- _What is needed_
Without including any pictures, write out the listing below exactly.

───── The data ─────

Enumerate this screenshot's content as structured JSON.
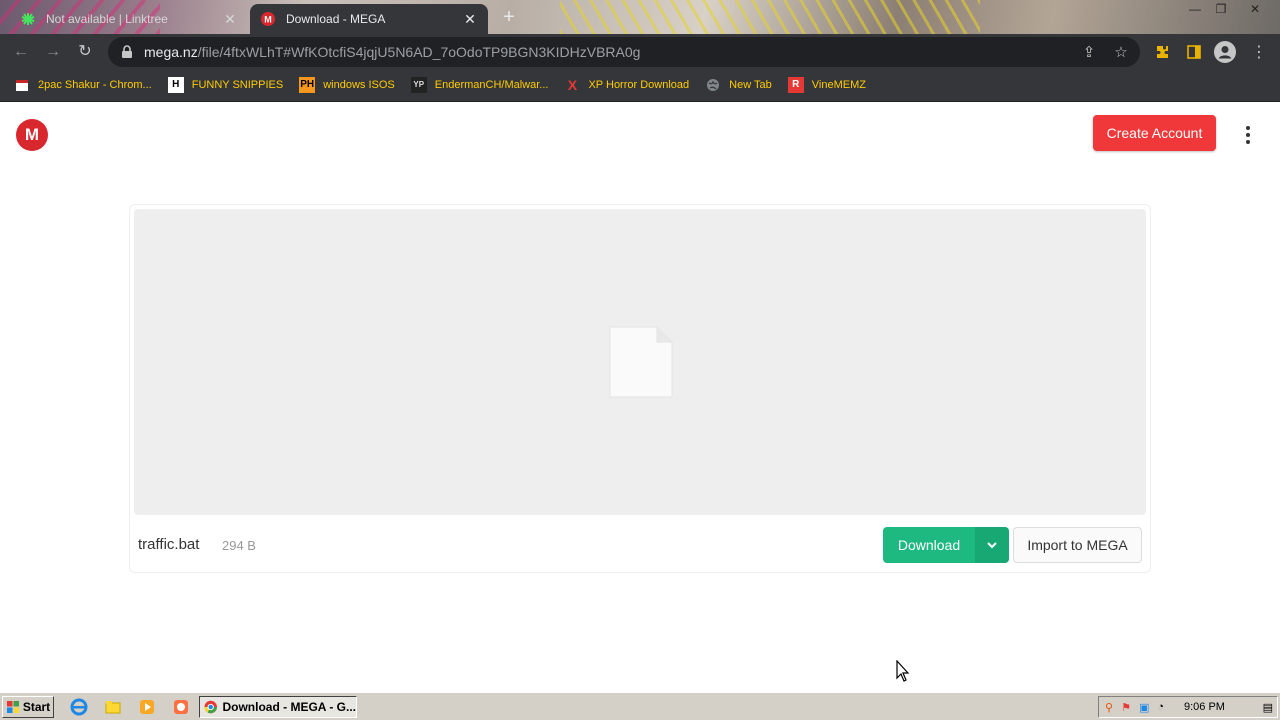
{
  "browser": {
    "tabs": [
      {
        "title": "Not available | Linktree",
        "active": false
      },
      {
        "title": "Download - MEGA",
        "active": true
      }
    ],
    "url_host": "mega.nz",
    "url_path": "/file/4ftxWLhT#WfKOtcfiS4jqjU5N6AD_7oOdoTP9BGN3KIDHzVBRA0g",
    "bookmarks": [
      {
        "label": "2pac Shakur - Chrom..."
      },
      {
        "label": "FUNNY SNIPPIES",
        "icon_text": "H"
      },
      {
        "label": "windows ISOS",
        "icon_text": "PH"
      },
      {
        "label": "EndermanCH/Malwar...",
        "icon_text": "YP"
      },
      {
        "label": "XP Horror Download",
        "icon_text": "X"
      },
      {
        "label": "New Tab"
      },
      {
        "label": "VineMEMZ",
        "icon_text": "R"
      }
    ]
  },
  "page": {
    "logo_text": "M",
    "create_account": "Create Account",
    "file_name": "traffic.bat",
    "file_size": "294 B",
    "download_label": "Download",
    "import_label": "Import to MEGA"
  },
  "taskbar": {
    "start_label": "Start",
    "task_label": "Download - MEGA - G...",
    "clock": "9:06 PM"
  },
  "colors": {
    "mega_red": "#d9272e",
    "create_btn": "#f0373a",
    "download_green": "#1eb980",
    "bookmark_text": "#ffcc00"
  }
}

─────

- _Output for this exercise_
Enumerate this screenshot's content as structured JSON.
{
  "browser": {
    "tabs": [
      {
        "title": "Not available | Linktree",
        "active": false
      },
      {
        "title": "Download - MEGA",
        "active": true
      }
    ],
    "url_host": "mega.nz",
    "url_path": "/file/4ftxWLhT#WfKOtcfiS4jqjU5N6AD_7oOdoTP9BGN3KIDHzVBRA0g",
    "bookmarks": [
      {
        "label": "2pac Shakur - Chrom..."
      },
      {
        "label": "FUNNY SNIPPIES",
        "icon_text": "H"
      },
      {
        "label": "windows ISOS",
        "icon_text": "PH"
      },
      {
        "label": "EndermanCH/Malwar...",
        "icon_text": "YP"
      },
      {
        "label": "XP Horror Download",
        "icon_text": "X"
      },
      {
        "label": "New Tab"
      },
      {
        "label": "VineMEMZ",
        "icon_text": "R"
      }
    ]
  },
  "page": {
    "logo_text": "M",
    "create_account": "Create Account",
    "file_name": "traffic.bat",
    "file_size": "294 B",
    "download_label": "Download",
    "import_label": "Import to MEGA"
  },
  "taskbar": {
    "start_label": "Start",
    "task_label": "Download - MEGA - G...",
    "clock": "9:06 PM"
  },
  "colors": {
    "mega_red": "#d9272e",
    "create_btn": "#f0373a",
    "download_green": "#1eb980",
    "bookmark_text": "#ffcc00"
  }
}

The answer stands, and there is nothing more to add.